What the task asks —
Every entry below must appear again, exactly as written.

Source records

###

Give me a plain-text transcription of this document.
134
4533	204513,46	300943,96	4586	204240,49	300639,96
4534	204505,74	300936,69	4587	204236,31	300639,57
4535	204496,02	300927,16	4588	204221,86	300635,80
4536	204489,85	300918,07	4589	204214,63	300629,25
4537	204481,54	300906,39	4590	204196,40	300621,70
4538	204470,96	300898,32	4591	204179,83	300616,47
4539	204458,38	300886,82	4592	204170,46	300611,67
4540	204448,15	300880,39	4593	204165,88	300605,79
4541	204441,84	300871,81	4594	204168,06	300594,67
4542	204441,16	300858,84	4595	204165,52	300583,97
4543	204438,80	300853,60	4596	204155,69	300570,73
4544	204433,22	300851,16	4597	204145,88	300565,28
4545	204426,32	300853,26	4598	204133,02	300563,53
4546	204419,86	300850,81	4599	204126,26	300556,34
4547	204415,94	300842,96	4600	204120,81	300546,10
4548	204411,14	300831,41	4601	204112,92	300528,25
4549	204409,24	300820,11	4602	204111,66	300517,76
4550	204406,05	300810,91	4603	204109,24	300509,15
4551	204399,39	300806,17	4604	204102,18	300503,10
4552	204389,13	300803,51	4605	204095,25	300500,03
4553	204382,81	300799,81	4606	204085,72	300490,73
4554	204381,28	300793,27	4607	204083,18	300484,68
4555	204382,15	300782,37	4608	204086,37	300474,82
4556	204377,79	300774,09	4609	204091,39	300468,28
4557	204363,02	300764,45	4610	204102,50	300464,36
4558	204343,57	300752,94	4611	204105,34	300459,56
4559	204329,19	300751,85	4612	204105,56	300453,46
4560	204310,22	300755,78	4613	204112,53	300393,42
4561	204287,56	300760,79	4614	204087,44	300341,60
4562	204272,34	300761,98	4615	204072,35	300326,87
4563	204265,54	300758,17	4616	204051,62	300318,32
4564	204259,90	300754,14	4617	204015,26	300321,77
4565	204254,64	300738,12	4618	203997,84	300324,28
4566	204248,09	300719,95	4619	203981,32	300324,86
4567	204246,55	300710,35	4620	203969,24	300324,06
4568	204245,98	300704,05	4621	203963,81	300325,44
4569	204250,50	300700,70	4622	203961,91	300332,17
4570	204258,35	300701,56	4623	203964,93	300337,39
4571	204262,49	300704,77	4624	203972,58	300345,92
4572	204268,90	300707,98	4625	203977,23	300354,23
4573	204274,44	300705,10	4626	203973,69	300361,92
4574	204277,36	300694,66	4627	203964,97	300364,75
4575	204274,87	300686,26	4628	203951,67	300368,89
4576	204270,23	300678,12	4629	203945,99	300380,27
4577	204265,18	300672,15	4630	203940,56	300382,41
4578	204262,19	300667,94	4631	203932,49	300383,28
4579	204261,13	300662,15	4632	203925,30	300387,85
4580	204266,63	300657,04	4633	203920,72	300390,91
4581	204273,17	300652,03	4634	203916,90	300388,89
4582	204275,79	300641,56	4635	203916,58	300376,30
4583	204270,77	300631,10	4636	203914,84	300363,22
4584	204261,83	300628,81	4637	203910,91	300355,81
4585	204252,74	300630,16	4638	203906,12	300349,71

###

Final result —
Give me a plain-text transcription of this document.
134
4533	204513,46	300943,96	4586	204240,49	300639,96
4534	204505,74	300936,69	4587	204236,31	300639,57
4535	204496,02	300927,16	4588	204221,86	300635,80
4536	204489,85	300918,07	4589	204214,63	300629,25
4537	204481,54	300906,39	4590	204196,40	300621,70
4538	204470,96	300898,32	4591	204179,83	300616,47
4539	204458,38	300886,82	4592	204170,46	300611,67
4540	204448,15	300880,39	4593	204165,88	300605,79
4541	204441,84	300871,81	4594	204168,06	300594,67
4542	204441,16	300858,84	4595	204165,52	300583,97
4543	204438,80	300853,60	4596	204155,69	300570,73
4544	204433,22	300851,16	4597	204145,88	300565,28
4545	204426,32	300853,26	4598	204133,02	300563,53
4546	204419,86	300850,81	4599	204126,26	300556,34
4547	204415,94	300842,96	4600	204120,81	300546,10
4548	204411,14	300831,41	4601	204112,92	300528,25
4549	204409,24	300820,11	4602	204111,66	300517,76
4550	204406,05	300810,91	4603	204109,24	300509,15
4551	204399,39	300806,17	4604	204102,18	300503,10
4552	204389,13	300803,51	4605	204095,25	300500,03
4553	204382,81	300799,81	4606	204085,72	300490,73
4554	204381,28	300793,27	4607	204083,18	300484,68
4555	204382,15	300782,37	4608	204086,37	300474,82
4556	204377,79	300774,09	4609	204091,39	300468,28
4557	204363,02	300764,45	4610	204102,50	300464,36
4558	204343,57	300752,94	4611	204105,34	300459,56
4559	204329,19	300751,85	4612	204105,56	300453,46
4560	204310,22	300755,78	4613	204112,53	300393,42
4561	204287,56	300760,79	4614	204087,44	300341,60
4562	204272,34	300761,98	4615	204072,35	300326,87
4563	204265,54	300758,17	4616	204051,62	300318,32
4564	204259,90	300754,14	4617	204015,26	300321,77
4565	204254,64	300738,12	4618	203997,84	300324,28
4566	204248,09	300719,95	4619	203981,32	300324,86
4567	204246,55	300710,35	4620	203969,24	300324,06
4568	204245,98	300704,05	4621	203963,81	300325,44
4569	204250,50	300700,70	4622	203961,91	300332,17
4570	204258,35	300701,56	4623	203964,93	300337,39
4571	204262,49	300704,77	4624	203972,58	300345,92
4572	204268,90	300707,98	4625	203977,23	300354,23
4573	204274,44	300705,10	4626	203973,69	300361,92
4574	204277,36	300694,66	4627	203964,97	300364,75
4575	204274,87	300686,26	4628	203951,67	300368,89
4576	204270,23	300678,12	4629	203945,99	300380,27
4577	204265,18	300672,15	4630	203940,56	300382,41
4578	204262,19	300667,94	4631	203932,49	300383,28
4579	204261,13	300662,15	4632	203925,30	300387,85
4580	204266,63	300657,04	4633	203920,72	300390,91
4581	204273,17	300652,03	4634	203916,90	300388,89
4582	204275,79	300641,56	4635	203916,58	300376,30
4583	204270,77	300631,10	4636	203914,84	300363,22
4584	204261,83	300628,81	4637	203910,91	300355,81
4585	204252,74	300630,16	4638	203906,12	300349,71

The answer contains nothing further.